• WHAT IS ASKED: Your answer is a single number: how many lines hold the word "Rendering"?

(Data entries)

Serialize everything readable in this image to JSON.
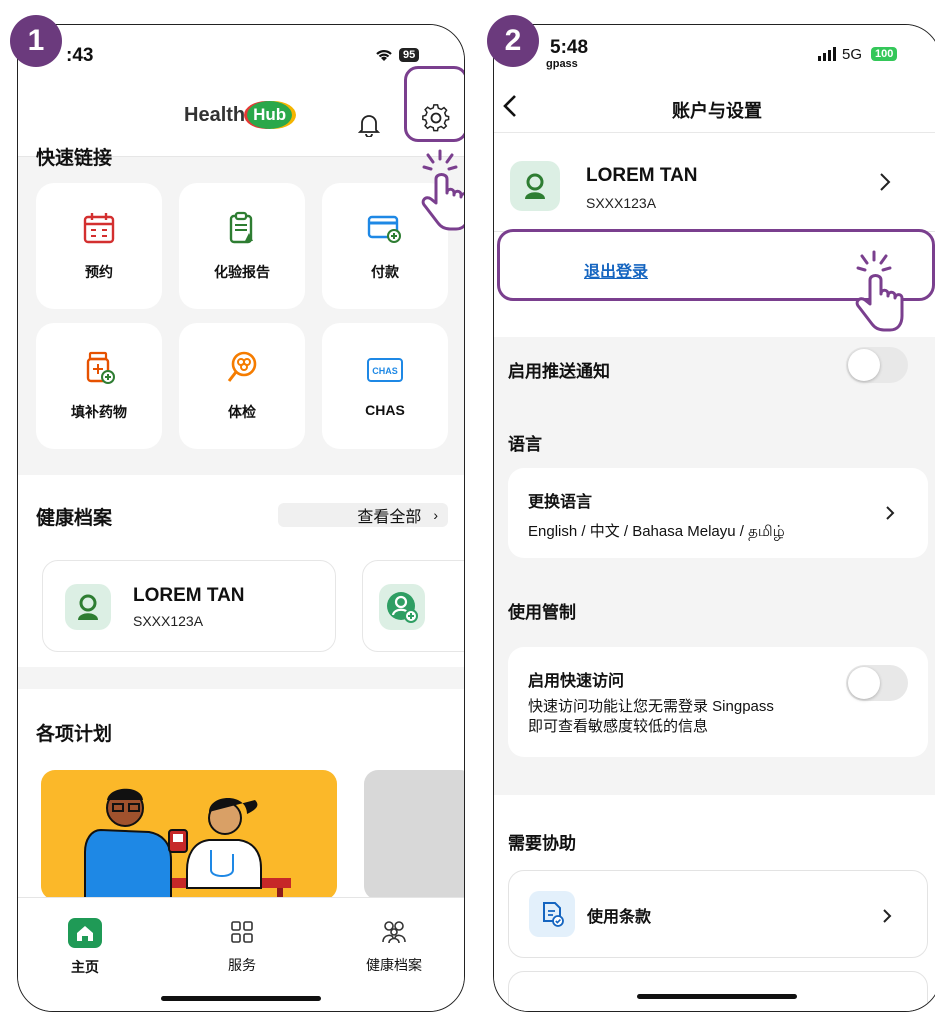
{
  "badges": {
    "step1": "1",
    "step2": "2"
  },
  "phone1": {
    "status": {
      "time": ":43",
      "battery": "95"
    },
    "header": {
      "logo_text": "Health",
      "logo_hub": "Hub"
    },
    "quick_links": {
      "title": "快速链接",
      "items": [
        {
          "label": "预约",
          "icon": "calendar-icon"
        },
        {
          "label": "化验报告",
          "icon": "lab-report-icon"
        },
        {
          "label": "付款",
          "icon": "payment-card-icon"
        },
        {
          "label": "填补药物",
          "icon": "medicine-bottle-icon"
        },
        {
          "label": "体检",
          "icon": "screening-icon"
        },
        {
          "label": "CHAS",
          "icon": "chas-icon"
        }
      ]
    },
    "health_records": {
      "title": "健康档案",
      "view_all": "查看全部",
      "name": "LOREM TAN",
      "id": "SXXX123A"
    },
    "programs": {
      "title": "各项计划"
    },
    "tabs": [
      {
        "label": "主页",
        "icon": "home-icon"
      },
      {
        "label": "服务",
        "icon": "services-grid-icon"
      },
      {
        "label": "健康档案",
        "icon": "family-icon"
      }
    ]
  },
  "phone2": {
    "status": {
      "time": "5:48",
      "carrier": "gpass",
      "network": "5G",
      "battery": "100"
    },
    "nav": {
      "title": "账户与设置"
    },
    "profile": {
      "name": "LOREM TAN",
      "id": "SXXX123A"
    },
    "logout": "退出登录",
    "push": {
      "label": "启用推送通知"
    },
    "language": {
      "section": "语言",
      "title": "更换语言",
      "options": "English / 中文 / Bahasa Melayu / தமிழ்"
    },
    "access": {
      "section": "使用管制",
      "title": "启用快速访问",
      "desc1": "快速访问功能让您无需登录 Singpass",
      "desc2": "即可查看敏感度较低的信息"
    },
    "help": {
      "section": "需要协助",
      "terms": "使用条款"
    }
  },
  "colors": {
    "accent": "#7a3f8e",
    "badge": "#6b3a7d",
    "brand_green": "#2aa84a",
    "link": "#1565c0"
  }
}
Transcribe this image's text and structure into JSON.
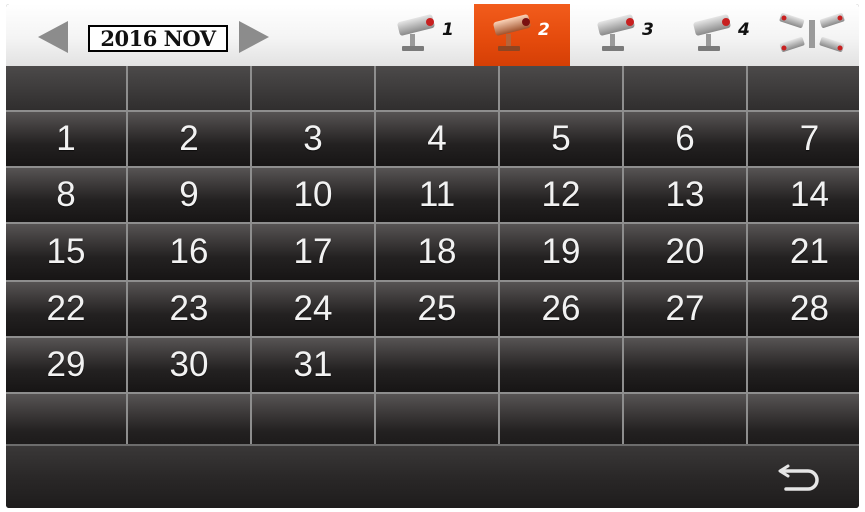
{
  "header": {
    "month_label": "2016 NOV",
    "cameras": [
      {
        "label": "1",
        "active": false,
        "icon": "cctv-camera-icon"
      },
      {
        "label": "2",
        "active": true,
        "icon": "cctv-camera-icon"
      },
      {
        "label": "3",
        "active": false,
        "icon": "cctv-camera-icon"
      },
      {
        "label": "4",
        "active": false,
        "icon": "cctv-camera-icon"
      },
      {
        "label": "",
        "active": false,
        "icon": "multi-camera-icon"
      }
    ],
    "active_color": "#e8500f"
  },
  "calendar": {
    "days": [
      "1",
      "2",
      "3",
      "4",
      "5",
      "6",
      "7",
      "8",
      "9",
      "10",
      "11",
      "12",
      "13",
      "14",
      "15",
      "16",
      "17",
      "18",
      "19",
      "20",
      "21",
      "22",
      "23",
      "24",
      "25",
      "26",
      "27",
      "28",
      "29",
      "30",
      "31"
    ]
  },
  "footer": {
    "back_icon": "back-return-icon"
  }
}
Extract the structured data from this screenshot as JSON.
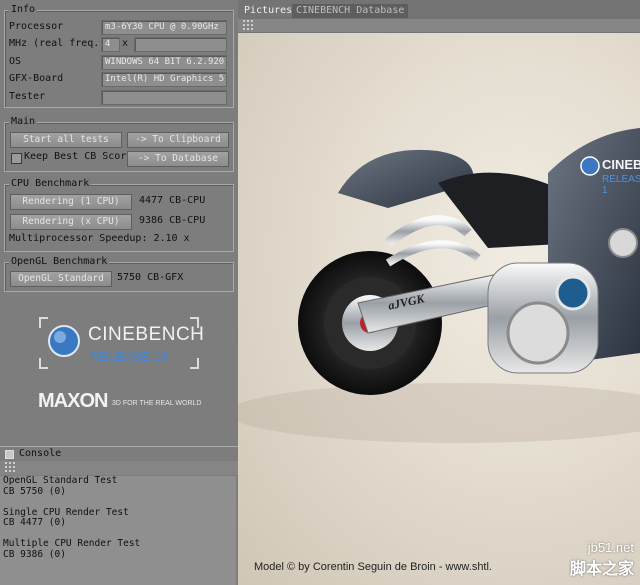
{
  "info": {
    "title": "Info",
    "processor_label": "Processor",
    "processor_value": "m3-6Y30 CPU @ 0.90GHz",
    "mhz_label": "MHz (real freq.)",
    "mhz_value": "4",
    "mhz_x": "x",
    "os_label": "OS",
    "os_value": "WINDOWS 64 BIT 6.2.920",
    "gfx_label": "GFX-Board",
    "gfx_value": "Intel(R) HD Graphics 5",
    "tester_label": "Tester",
    "tester_value": ""
  },
  "main": {
    "title": "Main",
    "start_all": "Start all tests",
    "to_clipboard": "-> To Clipboard",
    "keep_best": "Keep Best CB Score",
    "to_database": "-> To Database"
  },
  "cpu": {
    "title": "CPU Benchmark",
    "render1_label": "Rendering (1 CPU)",
    "render1_value": "4477 CB-CPU",
    "renderx_label": "Rendering (x CPU)",
    "renderx_value": "9386 CB-CPU",
    "speedup": "Multiprocessor Speedup: 2.10 x"
  },
  "opengl": {
    "title": "OpenGL Benchmark",
    "standard_label": "OpenGL Standard",
    "standard_value": "5750 CB-GFX"
  },
  "logo": {
    "cinebench": "CINEBENCH",
    "release": "RELEASE 10",
    "maxon": "MAXON",
    "tagline": "3D FOR THE REAL WORLD"
  },
  "console": {
    "title": "Console",
    "lines": [
      "OpenGL Standard Test",
      "CB 5750 (0)",
      "",
      "Single CPU Render Test",
      "CB 4477 (0)",
      "",
      "Multiple CPU Render Test",
      "CB 9386 (0)"
    ]
  },
  "tabs": {
    "pictures": "Pictures",
    "database": "CINEBENCH Database"
  },
  "render": {
    "credit": "Model © by Corentin Seguin de Broin - www.shtl.",
    "bike_cinebench": "CINEBENCH",
    "bike_release": "RELEASE 1",
    "bike_decal": "aJVGK"
  },
  "watermark": {
    "line1": "jb51.net",
    "line2": "脚本之家"
  },
  "colors": {
    "panel_bg": "#7d7d7d",
    "button_text": "#e4e4e4",
    "cinebench_blue": "#2f6fb5"
  }
}
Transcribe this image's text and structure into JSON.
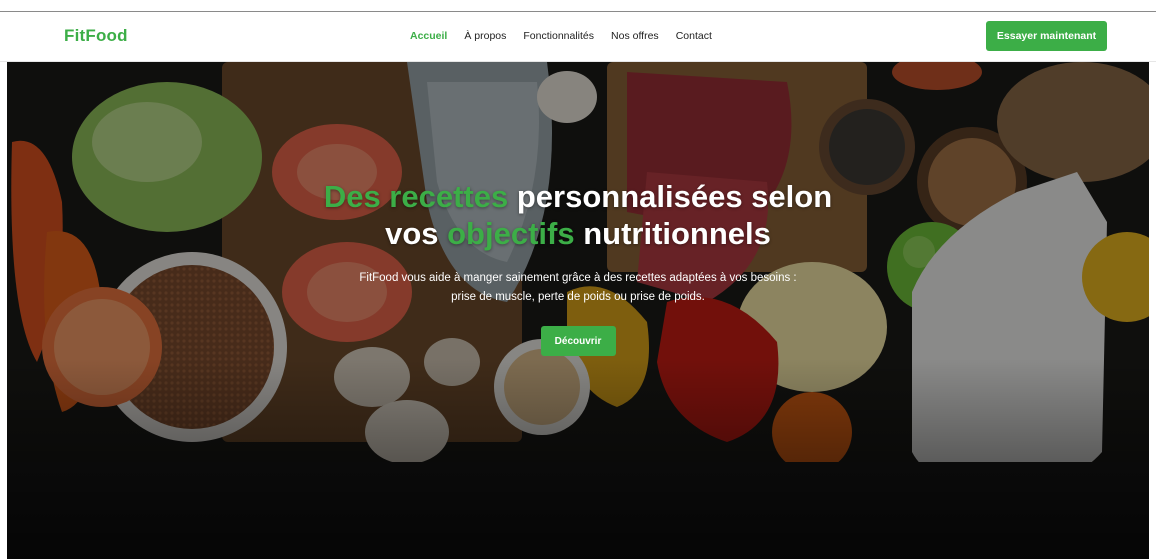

• TASK OUTPUT: 2